▶ Work required:
Collect every line below that contains the word "بجامعة".

►

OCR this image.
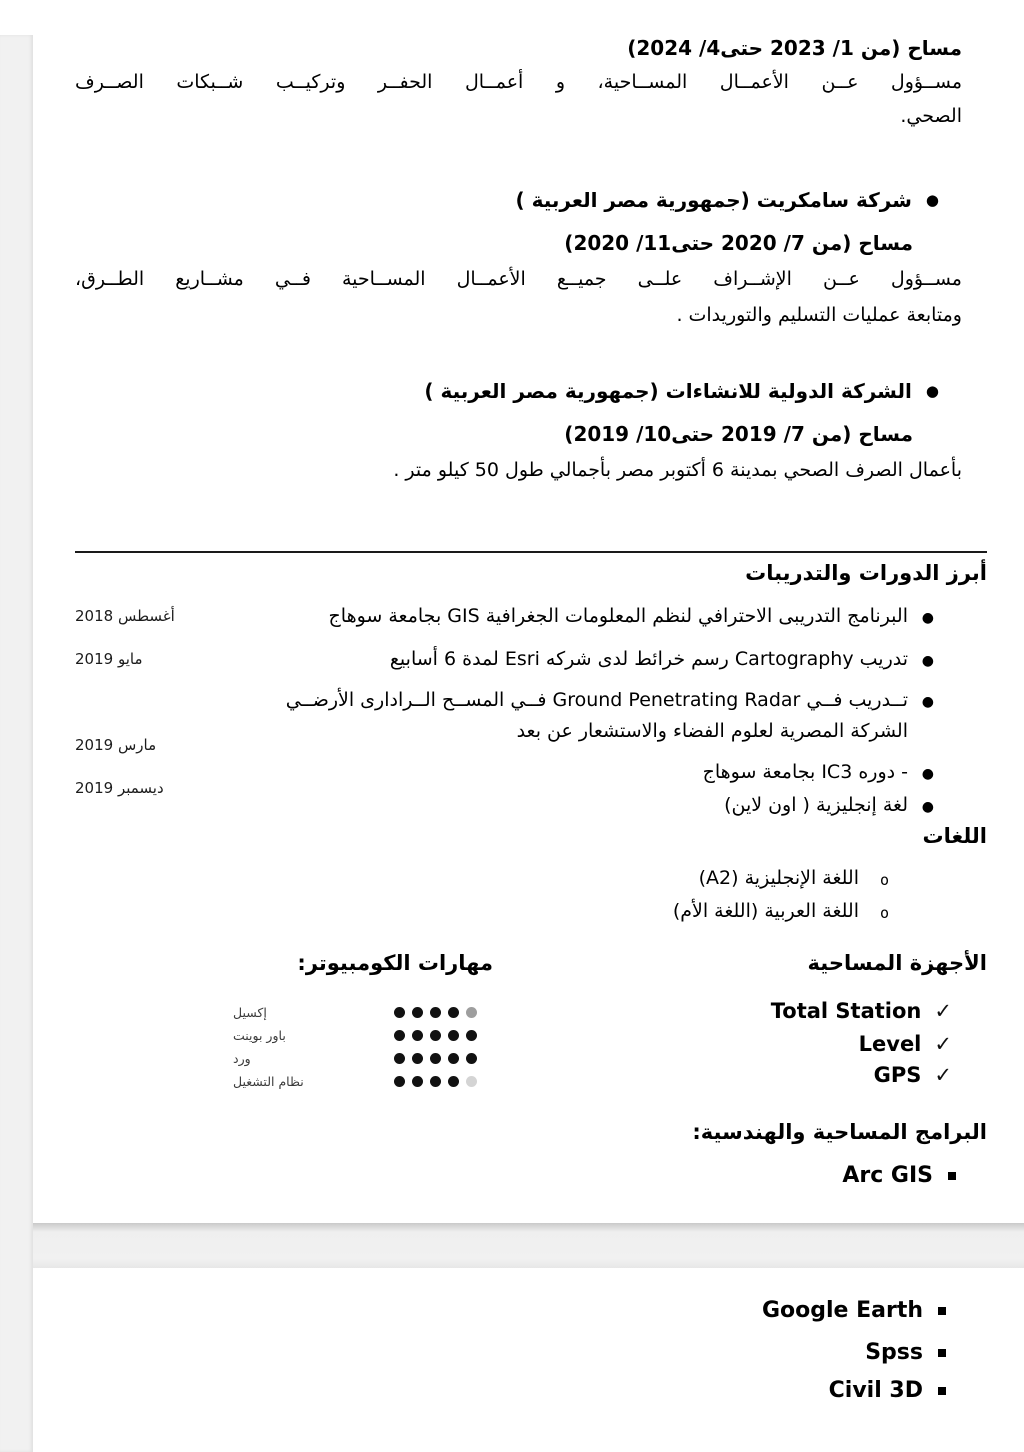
مساح (من 1/ 2023 حتى4/ 2024)
مســؤول عــن الأعمــال المســاحية، و أعمــال الحفــر وتركيــب شــبكات الصــرف
الصحي.
●شركة سامكريت (جمهورية مصر العربية )
مساح (من 7/ 2020 حتى11/ 2020)
مســؤول عــن الإشــراف علــى جميــع الأعمــال المســاحية فــي مشــاريع الطــرق،
ومتابعة عمليات التسليم والتوريدات .
●الشركة الدولية للانشاءات (جمهورية مصر العربية )
مساح (من 7/ 2019 حتى10/ 2019)
بأعمال الصرف الصحي بمدينة 6 أكتوبر مصر بأجمالي طول 50 كيلو متر .
أبرز الدورات والتدريبات
●
البرنامج التدريبى الاحترافي لنظم المعلومات الجغرافية GIS بجامعة سوهاج
●
تدريب Cartography رسم خرائط لدى شركه Esri لمدة 6 أسابيع
●
تــدريب فــي Ground Penetrating Radar فــي المســح الــرادارى الأرضــي
الشركة المصرية لعلوم الفضاء والاستشعار عن بعد
●
- دوره IC3 بجامعة سوهاج
●
لغة إنجليزية ( اون لاين)
أغسطس 2018
مايو 2019
مارس 2019
ديسمبر 2019
اللغات
o
اللغة الإنجليزية (A2)
o
اللغة العربية (اللغة الأم)
الأجهزة المساحية
Total Station ✓
Level ✓
GPS ✓
مهارات الكومبيوتر:
إكسيل
باور بوينت
ورد
نظام التشغيل
البرامج المساحية والهندسية:
Arc GIS
Google Earth
Spss
Civil 3D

◄

▶ Exercise result:
البرنامج التدريبى الاحترافي لنظم المعلومات الجغرافية GIS بجامعة سوهاج
- دوره IC3 بجامعة سوهاج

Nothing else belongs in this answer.